### DATA
## Start
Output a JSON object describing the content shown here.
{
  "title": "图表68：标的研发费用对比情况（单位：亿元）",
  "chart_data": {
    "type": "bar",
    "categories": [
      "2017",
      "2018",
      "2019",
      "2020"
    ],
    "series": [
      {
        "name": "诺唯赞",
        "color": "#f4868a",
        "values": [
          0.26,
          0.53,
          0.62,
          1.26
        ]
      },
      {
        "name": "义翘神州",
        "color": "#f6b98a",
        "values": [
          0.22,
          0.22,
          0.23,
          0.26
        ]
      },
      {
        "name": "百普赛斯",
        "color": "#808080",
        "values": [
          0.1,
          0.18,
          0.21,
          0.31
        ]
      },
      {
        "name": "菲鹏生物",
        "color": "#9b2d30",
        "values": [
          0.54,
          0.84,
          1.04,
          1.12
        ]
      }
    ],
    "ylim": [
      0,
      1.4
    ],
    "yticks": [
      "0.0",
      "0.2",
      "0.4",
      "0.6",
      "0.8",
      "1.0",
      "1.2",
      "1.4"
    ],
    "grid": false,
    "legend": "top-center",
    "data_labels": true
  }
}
## End
## Start
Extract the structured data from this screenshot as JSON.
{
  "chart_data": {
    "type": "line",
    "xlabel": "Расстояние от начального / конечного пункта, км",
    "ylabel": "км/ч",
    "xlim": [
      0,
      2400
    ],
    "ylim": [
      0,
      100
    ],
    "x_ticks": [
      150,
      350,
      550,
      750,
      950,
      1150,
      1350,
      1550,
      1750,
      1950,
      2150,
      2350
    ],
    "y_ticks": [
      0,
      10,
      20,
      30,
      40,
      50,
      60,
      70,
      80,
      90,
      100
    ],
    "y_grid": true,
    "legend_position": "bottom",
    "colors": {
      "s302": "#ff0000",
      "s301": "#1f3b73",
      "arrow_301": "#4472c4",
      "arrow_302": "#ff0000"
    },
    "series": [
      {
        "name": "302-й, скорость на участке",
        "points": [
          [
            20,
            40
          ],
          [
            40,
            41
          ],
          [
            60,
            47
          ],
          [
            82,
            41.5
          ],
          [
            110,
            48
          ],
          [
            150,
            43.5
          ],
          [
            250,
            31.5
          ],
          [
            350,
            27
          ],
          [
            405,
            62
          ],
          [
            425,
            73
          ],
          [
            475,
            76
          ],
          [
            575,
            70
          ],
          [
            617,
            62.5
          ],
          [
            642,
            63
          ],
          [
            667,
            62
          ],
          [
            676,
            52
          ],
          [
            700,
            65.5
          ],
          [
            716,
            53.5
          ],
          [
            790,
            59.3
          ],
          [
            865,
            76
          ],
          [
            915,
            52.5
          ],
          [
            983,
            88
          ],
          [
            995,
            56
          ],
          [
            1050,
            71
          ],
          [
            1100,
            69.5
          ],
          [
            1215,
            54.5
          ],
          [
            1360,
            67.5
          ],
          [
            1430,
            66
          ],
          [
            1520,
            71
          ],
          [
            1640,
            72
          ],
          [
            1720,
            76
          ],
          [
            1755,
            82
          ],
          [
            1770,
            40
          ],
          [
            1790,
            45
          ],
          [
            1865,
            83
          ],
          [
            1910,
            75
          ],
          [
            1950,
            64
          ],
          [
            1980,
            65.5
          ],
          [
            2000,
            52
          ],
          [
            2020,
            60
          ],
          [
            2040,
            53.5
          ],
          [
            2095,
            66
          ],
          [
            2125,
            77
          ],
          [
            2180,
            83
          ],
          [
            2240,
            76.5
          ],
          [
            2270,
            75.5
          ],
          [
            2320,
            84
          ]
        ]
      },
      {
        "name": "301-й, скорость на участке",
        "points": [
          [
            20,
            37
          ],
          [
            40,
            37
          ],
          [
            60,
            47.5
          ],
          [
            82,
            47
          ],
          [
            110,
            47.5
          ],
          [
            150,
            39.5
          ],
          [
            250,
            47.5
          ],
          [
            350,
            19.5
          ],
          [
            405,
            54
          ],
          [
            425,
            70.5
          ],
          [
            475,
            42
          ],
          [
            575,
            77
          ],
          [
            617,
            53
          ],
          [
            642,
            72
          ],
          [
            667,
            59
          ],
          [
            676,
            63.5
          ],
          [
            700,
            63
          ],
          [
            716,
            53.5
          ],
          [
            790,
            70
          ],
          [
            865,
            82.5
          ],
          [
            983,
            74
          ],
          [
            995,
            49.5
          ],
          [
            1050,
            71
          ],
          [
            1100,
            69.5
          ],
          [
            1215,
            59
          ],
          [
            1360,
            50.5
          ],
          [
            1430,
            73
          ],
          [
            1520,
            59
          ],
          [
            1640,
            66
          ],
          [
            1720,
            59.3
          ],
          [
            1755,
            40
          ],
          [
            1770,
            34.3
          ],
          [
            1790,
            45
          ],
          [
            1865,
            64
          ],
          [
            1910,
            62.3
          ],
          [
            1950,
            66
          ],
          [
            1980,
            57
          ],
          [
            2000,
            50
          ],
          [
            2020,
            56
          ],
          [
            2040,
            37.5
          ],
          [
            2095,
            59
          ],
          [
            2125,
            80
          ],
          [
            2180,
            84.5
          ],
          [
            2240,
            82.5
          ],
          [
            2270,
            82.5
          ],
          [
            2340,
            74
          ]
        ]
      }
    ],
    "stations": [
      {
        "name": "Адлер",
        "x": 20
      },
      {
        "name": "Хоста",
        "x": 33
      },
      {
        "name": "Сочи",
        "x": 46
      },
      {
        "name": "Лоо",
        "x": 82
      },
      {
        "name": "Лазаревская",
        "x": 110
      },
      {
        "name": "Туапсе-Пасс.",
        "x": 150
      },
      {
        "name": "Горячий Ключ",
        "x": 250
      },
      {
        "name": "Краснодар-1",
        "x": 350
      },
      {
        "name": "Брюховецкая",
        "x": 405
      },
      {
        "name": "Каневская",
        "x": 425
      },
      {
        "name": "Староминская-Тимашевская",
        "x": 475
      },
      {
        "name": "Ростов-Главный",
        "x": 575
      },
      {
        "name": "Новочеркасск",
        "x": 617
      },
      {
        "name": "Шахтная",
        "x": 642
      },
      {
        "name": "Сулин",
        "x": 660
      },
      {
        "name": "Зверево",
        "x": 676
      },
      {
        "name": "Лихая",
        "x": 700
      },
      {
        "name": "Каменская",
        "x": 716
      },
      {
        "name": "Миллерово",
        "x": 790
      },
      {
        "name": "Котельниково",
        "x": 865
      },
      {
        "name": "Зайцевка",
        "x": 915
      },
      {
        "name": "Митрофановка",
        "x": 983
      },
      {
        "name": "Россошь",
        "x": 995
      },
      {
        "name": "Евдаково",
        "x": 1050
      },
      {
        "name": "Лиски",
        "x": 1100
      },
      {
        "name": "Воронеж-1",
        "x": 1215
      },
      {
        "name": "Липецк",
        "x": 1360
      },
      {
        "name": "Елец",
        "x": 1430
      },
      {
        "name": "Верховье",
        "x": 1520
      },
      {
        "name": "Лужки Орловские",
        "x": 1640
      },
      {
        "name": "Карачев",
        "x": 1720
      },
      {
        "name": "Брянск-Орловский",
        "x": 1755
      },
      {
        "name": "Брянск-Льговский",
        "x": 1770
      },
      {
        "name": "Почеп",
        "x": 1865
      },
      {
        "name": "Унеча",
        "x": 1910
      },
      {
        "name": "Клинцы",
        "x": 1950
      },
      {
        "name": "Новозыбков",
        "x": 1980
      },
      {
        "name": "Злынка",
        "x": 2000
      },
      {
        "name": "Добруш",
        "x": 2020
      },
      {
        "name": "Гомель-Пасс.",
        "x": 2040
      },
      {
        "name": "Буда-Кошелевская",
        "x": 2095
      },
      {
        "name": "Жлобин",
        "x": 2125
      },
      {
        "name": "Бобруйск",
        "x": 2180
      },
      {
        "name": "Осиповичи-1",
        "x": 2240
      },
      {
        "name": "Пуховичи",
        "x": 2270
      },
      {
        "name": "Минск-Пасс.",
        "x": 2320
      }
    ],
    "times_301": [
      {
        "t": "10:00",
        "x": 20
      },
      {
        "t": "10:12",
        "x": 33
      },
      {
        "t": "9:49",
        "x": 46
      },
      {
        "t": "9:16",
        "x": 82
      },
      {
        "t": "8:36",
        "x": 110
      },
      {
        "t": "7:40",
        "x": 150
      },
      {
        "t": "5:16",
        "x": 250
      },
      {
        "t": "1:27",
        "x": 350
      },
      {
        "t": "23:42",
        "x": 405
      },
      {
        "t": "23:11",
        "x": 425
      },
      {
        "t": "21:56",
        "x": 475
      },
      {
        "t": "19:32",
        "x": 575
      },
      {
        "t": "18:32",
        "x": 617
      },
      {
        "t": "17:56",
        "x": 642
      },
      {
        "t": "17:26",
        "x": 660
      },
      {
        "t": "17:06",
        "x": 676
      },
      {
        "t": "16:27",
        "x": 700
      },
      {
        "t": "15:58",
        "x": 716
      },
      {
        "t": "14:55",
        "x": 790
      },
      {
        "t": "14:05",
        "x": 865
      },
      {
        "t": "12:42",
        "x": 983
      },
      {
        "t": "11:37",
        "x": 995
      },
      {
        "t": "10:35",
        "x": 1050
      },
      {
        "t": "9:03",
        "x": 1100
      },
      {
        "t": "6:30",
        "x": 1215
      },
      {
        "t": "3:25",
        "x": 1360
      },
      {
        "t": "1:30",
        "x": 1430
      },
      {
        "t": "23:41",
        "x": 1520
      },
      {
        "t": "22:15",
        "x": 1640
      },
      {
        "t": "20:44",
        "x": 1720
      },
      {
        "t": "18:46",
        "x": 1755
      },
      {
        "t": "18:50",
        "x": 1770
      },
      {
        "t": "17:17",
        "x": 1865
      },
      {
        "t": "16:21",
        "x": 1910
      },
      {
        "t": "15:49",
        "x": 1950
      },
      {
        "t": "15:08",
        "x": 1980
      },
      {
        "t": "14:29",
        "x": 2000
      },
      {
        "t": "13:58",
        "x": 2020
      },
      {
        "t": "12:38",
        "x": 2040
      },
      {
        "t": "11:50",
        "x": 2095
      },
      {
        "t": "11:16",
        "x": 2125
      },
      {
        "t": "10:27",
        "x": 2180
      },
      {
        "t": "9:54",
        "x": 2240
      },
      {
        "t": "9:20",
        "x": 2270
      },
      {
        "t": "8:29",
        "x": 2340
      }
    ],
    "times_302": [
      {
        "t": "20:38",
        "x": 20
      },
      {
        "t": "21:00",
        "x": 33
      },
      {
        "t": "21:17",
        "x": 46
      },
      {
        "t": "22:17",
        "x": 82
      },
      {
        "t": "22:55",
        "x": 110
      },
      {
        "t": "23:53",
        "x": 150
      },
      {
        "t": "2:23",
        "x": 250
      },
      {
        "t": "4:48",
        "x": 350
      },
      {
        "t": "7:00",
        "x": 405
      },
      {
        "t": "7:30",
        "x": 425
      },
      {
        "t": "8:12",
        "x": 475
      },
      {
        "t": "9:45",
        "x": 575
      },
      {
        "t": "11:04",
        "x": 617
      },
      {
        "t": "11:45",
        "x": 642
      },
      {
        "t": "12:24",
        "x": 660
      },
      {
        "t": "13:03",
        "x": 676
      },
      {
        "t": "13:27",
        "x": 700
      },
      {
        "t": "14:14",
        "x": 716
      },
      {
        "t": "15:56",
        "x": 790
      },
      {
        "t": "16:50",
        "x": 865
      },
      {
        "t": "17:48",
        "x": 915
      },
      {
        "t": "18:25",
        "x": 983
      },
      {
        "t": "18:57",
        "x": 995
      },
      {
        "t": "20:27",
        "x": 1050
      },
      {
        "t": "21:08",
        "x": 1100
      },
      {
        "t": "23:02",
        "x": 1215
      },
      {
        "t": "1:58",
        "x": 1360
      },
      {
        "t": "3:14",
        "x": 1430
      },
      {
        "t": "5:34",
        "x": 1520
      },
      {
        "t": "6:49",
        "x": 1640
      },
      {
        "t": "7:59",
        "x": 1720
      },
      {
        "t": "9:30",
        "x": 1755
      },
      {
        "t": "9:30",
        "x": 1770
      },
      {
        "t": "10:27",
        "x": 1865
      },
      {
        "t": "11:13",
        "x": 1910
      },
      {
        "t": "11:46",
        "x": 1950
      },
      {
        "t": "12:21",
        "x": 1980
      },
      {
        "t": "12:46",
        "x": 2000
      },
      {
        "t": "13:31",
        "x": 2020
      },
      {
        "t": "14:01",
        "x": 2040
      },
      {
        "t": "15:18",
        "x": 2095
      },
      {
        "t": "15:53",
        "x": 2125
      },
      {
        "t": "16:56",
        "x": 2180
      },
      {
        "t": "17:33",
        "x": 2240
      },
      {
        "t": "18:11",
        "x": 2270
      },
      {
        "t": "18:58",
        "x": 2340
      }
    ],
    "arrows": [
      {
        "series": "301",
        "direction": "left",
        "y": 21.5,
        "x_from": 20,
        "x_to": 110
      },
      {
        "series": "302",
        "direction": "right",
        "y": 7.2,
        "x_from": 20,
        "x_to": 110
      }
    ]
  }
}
## End
Go over the data above and copy every line that has the word "series" in it.

### RESULT BELOW
    "series": [
    "series": [
        "series": "301",
        "series": "302",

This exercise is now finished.